Records from a collection
[BEGIN]
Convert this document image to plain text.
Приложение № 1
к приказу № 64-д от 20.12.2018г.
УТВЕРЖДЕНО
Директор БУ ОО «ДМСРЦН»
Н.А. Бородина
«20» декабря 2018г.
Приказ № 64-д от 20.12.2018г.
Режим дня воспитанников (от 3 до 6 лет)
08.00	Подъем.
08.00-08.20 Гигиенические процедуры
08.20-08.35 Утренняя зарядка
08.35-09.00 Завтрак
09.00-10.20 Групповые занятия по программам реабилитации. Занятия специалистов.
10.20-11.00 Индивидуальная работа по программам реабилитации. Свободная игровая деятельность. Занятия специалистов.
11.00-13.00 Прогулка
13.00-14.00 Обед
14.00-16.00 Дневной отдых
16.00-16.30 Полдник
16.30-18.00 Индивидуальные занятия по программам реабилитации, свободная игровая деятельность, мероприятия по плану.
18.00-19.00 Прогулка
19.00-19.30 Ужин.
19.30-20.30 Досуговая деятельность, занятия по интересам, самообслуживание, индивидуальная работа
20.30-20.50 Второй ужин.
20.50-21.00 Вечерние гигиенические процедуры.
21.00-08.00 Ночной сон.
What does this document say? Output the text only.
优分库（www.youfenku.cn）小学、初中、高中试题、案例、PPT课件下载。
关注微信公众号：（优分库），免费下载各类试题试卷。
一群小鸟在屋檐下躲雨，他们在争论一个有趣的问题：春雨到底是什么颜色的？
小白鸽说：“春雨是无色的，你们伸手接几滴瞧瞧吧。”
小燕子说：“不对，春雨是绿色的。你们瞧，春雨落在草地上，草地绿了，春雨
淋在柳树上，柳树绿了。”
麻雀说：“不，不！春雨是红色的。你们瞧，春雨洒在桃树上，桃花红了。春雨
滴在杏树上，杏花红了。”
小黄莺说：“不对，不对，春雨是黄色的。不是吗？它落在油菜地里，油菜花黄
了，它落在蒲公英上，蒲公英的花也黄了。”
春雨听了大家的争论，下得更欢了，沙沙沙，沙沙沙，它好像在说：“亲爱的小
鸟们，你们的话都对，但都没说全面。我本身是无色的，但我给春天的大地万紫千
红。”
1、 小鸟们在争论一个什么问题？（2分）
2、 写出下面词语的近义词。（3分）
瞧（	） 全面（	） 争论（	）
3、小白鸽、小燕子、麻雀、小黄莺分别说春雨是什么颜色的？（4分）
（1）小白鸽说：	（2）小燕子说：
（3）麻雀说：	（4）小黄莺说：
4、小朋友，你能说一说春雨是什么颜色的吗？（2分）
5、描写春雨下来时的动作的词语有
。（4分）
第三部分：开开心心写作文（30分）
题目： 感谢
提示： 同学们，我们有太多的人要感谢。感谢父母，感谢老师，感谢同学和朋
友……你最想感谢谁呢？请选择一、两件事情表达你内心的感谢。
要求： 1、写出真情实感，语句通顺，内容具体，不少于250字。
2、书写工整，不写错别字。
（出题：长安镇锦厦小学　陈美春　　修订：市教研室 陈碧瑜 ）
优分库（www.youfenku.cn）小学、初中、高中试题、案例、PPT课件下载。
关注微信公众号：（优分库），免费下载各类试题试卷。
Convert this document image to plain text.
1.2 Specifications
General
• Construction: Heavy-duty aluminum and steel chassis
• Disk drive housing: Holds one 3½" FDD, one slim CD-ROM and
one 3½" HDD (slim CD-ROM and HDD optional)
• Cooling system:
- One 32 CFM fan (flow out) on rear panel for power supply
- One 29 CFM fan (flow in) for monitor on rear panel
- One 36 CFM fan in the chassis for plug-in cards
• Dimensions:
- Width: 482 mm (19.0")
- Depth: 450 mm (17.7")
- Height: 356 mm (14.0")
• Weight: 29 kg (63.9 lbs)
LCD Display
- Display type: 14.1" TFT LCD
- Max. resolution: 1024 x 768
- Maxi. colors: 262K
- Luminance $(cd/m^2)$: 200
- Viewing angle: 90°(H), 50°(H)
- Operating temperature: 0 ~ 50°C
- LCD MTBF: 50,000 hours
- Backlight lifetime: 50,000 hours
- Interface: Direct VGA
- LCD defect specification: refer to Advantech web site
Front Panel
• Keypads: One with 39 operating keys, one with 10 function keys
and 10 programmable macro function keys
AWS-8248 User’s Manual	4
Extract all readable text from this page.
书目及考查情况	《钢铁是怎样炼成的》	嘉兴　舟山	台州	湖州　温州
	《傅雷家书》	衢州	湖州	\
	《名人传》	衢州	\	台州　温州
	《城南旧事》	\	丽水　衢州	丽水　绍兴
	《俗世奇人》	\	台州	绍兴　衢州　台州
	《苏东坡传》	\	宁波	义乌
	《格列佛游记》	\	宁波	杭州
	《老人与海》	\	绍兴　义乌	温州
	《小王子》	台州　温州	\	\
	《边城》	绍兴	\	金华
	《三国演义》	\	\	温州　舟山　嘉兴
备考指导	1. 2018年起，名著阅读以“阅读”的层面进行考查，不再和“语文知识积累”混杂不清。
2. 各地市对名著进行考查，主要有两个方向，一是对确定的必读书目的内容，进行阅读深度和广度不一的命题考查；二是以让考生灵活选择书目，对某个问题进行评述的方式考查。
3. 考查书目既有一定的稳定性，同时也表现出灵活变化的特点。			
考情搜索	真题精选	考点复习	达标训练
[END]
OBJECTIVE
Filter out every line that lacks the word "小燕子说", and copy the rest.

TASK RESPONSE
小燕子说：“不对，春雨是绿色的。你们瞧，春雨落在草地上，草地绿了，春雨
（1）小白鸽说：	（2）小燕子说：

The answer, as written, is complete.